[Problem description]
Filter the entries below, keeping only lines with the word "Catatlah".

## BEGIN Material supplied

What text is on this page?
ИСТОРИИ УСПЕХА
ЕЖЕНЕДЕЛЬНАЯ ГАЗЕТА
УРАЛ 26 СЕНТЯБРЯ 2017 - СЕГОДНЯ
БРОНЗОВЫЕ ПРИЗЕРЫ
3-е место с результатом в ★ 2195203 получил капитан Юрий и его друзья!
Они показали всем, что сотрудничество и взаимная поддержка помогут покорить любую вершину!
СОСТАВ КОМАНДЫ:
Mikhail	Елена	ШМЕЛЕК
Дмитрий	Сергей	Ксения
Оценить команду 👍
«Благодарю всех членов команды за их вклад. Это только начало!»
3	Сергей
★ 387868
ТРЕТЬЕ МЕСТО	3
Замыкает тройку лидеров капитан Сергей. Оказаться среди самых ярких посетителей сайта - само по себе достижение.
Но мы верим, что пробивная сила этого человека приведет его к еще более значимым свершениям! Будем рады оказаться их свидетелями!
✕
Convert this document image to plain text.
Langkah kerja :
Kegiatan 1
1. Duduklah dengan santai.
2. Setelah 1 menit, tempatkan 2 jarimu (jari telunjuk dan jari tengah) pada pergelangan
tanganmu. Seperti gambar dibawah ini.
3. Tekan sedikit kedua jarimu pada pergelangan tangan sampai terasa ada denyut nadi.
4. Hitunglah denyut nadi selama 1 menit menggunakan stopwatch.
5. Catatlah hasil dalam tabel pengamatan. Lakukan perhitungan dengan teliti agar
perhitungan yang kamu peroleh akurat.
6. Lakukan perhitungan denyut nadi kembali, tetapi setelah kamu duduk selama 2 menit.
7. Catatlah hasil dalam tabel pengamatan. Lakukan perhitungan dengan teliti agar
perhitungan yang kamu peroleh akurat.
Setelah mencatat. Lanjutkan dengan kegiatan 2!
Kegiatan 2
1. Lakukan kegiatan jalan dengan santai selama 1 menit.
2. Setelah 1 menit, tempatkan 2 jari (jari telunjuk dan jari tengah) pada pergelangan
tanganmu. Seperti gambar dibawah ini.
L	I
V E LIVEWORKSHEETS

## END Material supplied

[Result for this task]
5. Catatlah hasil dalam tabel pengamatan. Lakukan perhitungan dengan teliti agar
7. Catatlah hasil dalam tabel pengamatan. Lakukan perhitungan dengan teliti agar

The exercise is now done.